* EXERCISE DIRECTIONS:
Find the line containing "Read the values", then print it and each following line through the end of the records, exactly and with nothing added; leave out any pictures.

* SUPPLIED MATERIAL:
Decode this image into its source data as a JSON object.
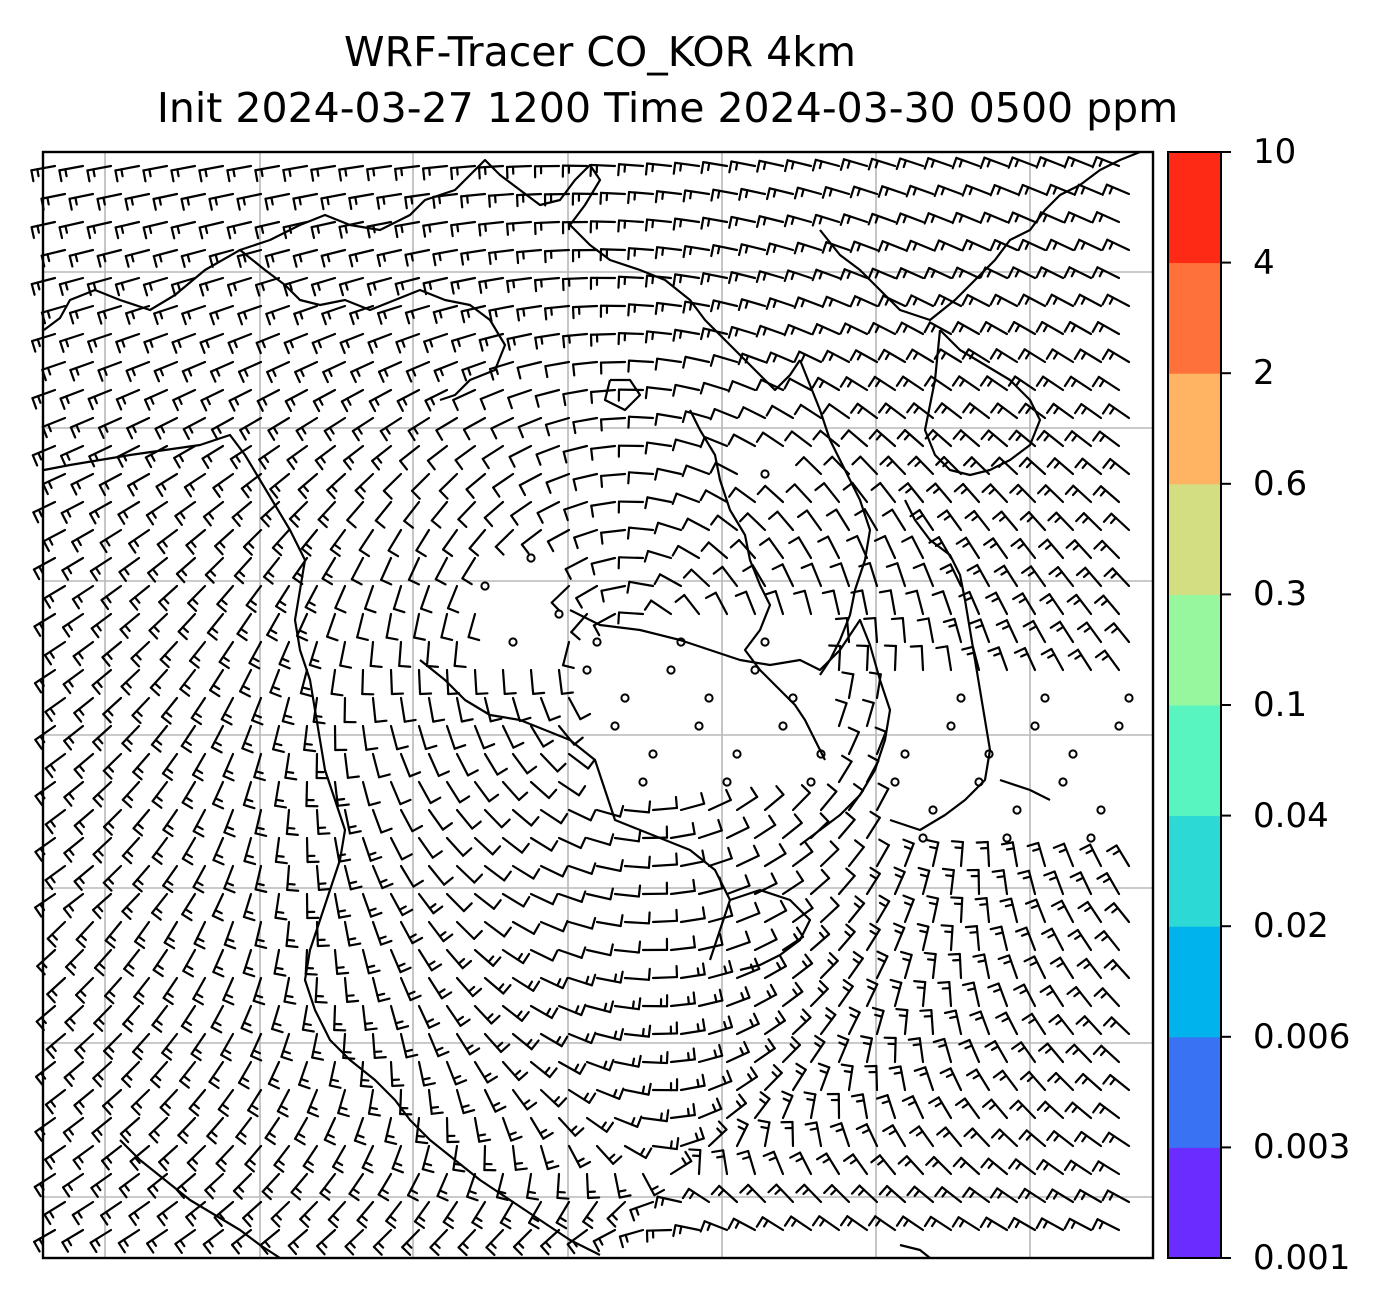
{
  "title": {
    "line1": "WRF-Tracer CO_KOR 4km",
    "line2": "Init 2024-03-27 1200 Time 2024-03-30 0500 ppm"
  },
  "colorbar": {
    "ticks": [
      "0.001",
      "0.003",
      "0.006",
      "0.02",
      "0.04",
      "0.1",
      "0.3",
      "0.6",
      "2",
      "4",
      "10"
    ],
    "colors": [
      "#6a2cff",
      "#3a72f4",
      "#00b3ec",
      "#2cd9d4",
      "#58f5c0",
      "#96f79e",
      "#d3dd82",
      "#ffb464",
      "#ff713b",
      "#ff2a16"
    ]
  },
  "map": {
    "grid_color": "#b8b8b8",
    "barb_color": "#000000"
  }
}
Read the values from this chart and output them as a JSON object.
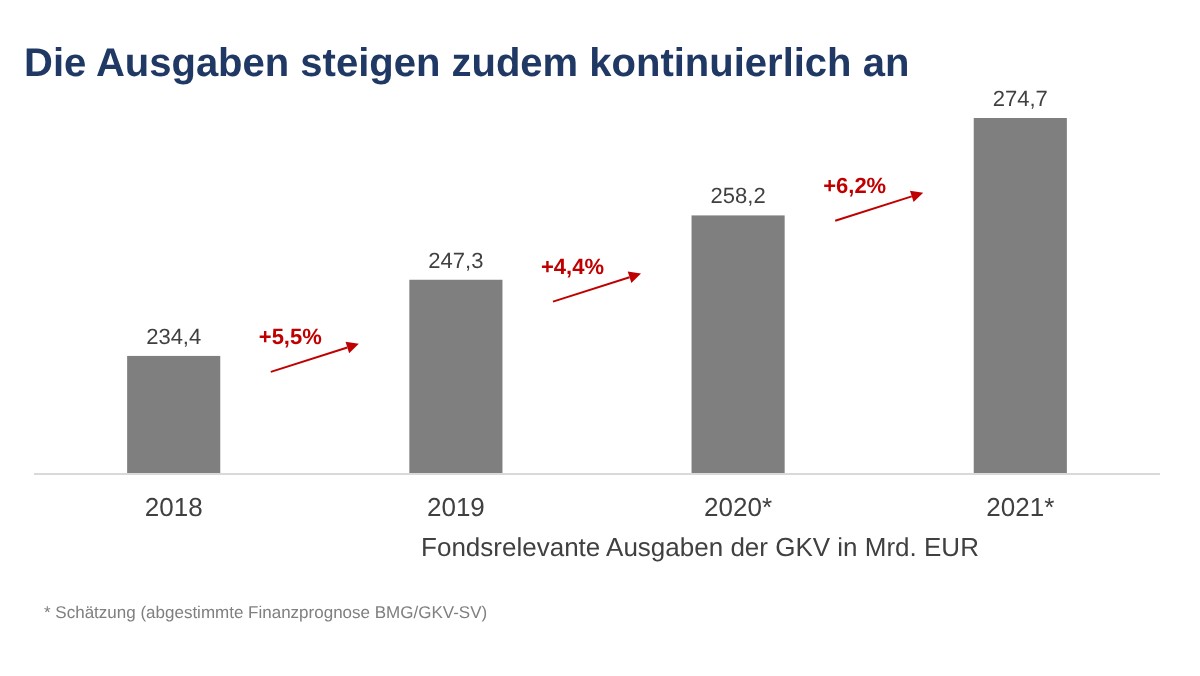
{
  "chart_data": {
    "type": "bar",
    "title": "Die Ausgaben steigen zudem kontinuierlich an",
    "xlabel": "Fondsrelevante Ausgaben der GKV in Mrd. EUR",
    "categories": [
      "2018",
      "2019",
      "2020*",
      "2021*"
    ],
    "values": [
      234.4,
      247.3,
      258.2,
      274.7
    ],
    "value_labels": [
      "234,4",
      "247,3",
      "258,2",
      "274,7"
    ],
    "color": "#7f7f7f",
    "ylim": [
      214.4,
      274.7
    ],
    "annotations": [
      "+5,5%",
      "+4,4%",
      "+6,2%",
      "* Schätzung (abgestimmte Finanzprognose BMG/GKV-SV)"
    ]
  }
}
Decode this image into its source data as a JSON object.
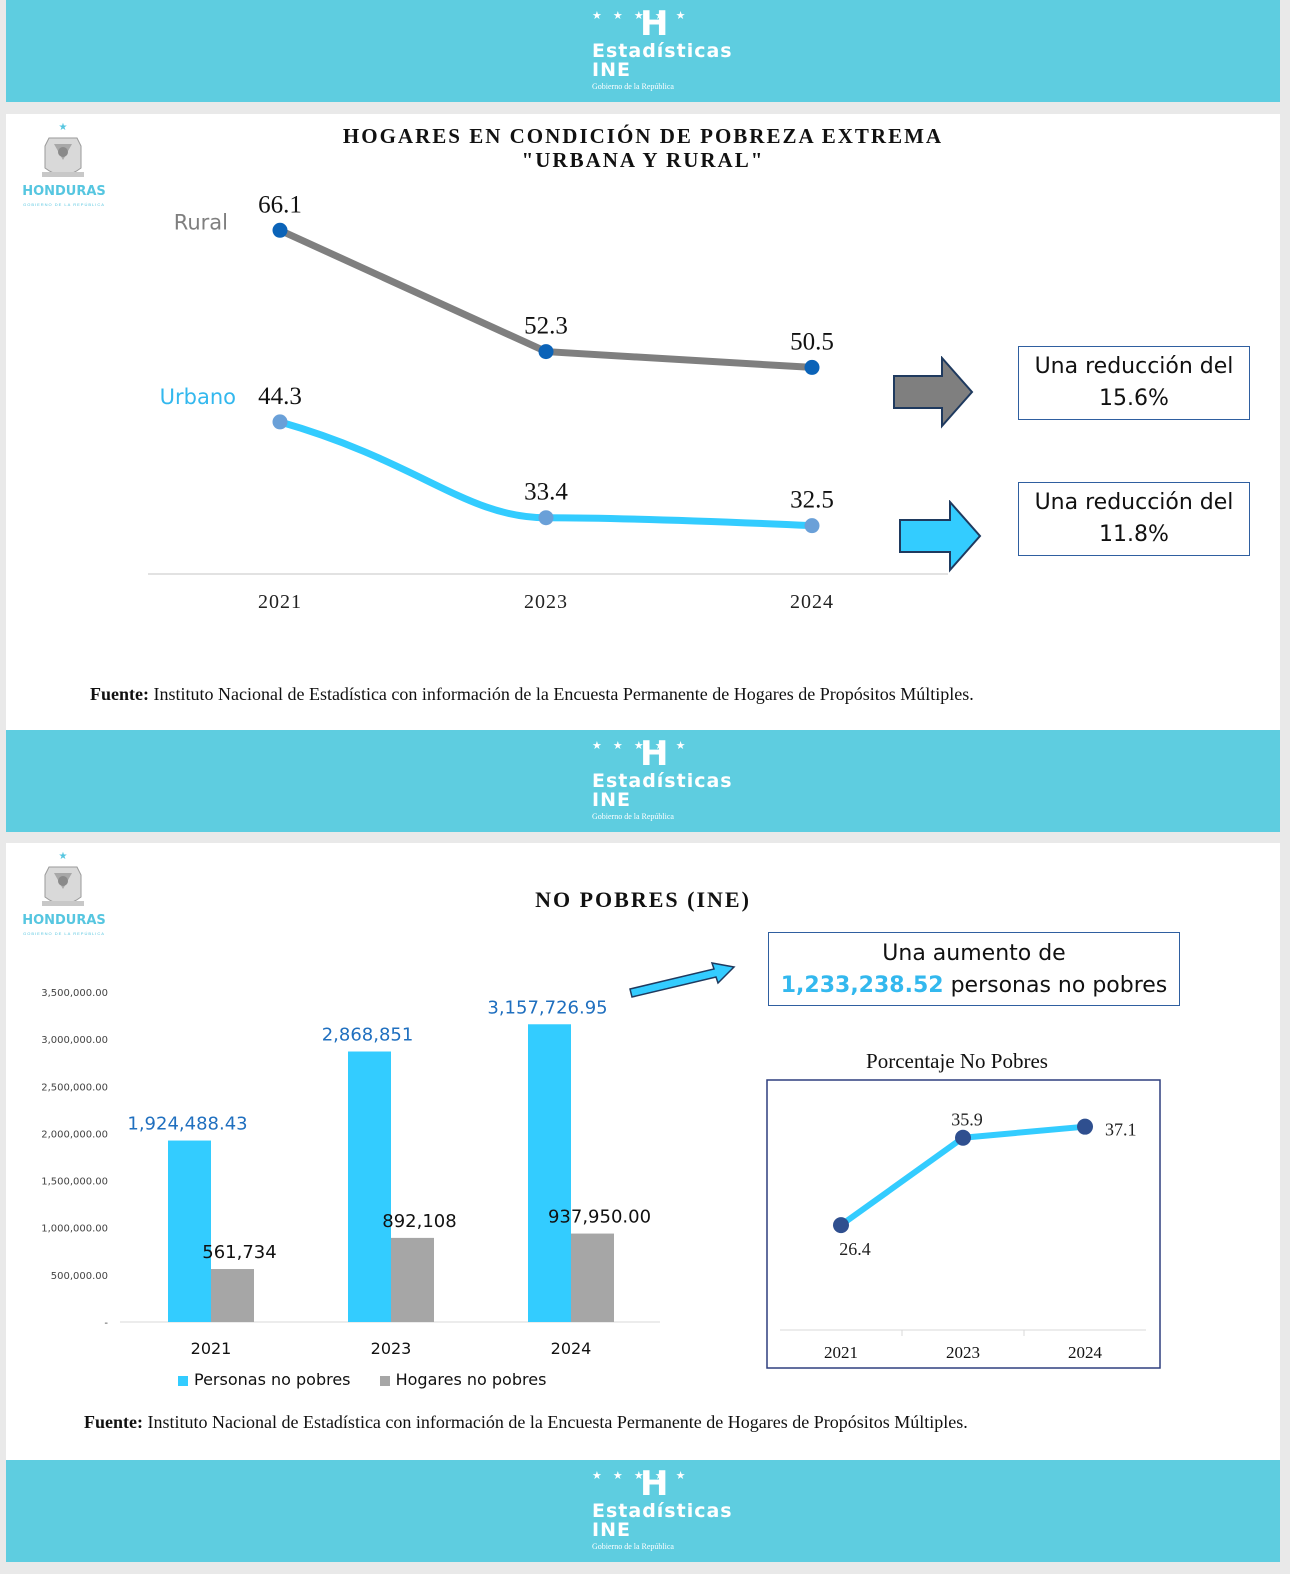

* FULL OUTPUT:
Read the values from this chart and output them as a JSON object.
{
  "chart_data": {
    "type": "bar",
    "title": "Die Ausgaben steigen zudem kontinuierlich an",
    "xlabel": "Fondsrelevante Ausgaben der GKV in Mrd. EUR",
    "categories": [
      "2018",
      "2019",
      "2020*",
      "2021*"
    ],
    "values": [
      234.4,
      247.3,
      258.2,
      274.7
    ],
    "value_labels": [
      "234,4",
      "247,3",
      "258,2",
      "274,7"
    ],
    "color": "#7f7f7f",
    "ylim": [
      214.4,
      274.7
    ],
    "annotations": [
      "+5,5%",
      "+4,4%",
      "+6,2%",
      "* Schätzung (abgestimmte Finanzprognose BMG/GKV-SV)"
    ]
  }
}
Decode this image into its source data as a JSON object.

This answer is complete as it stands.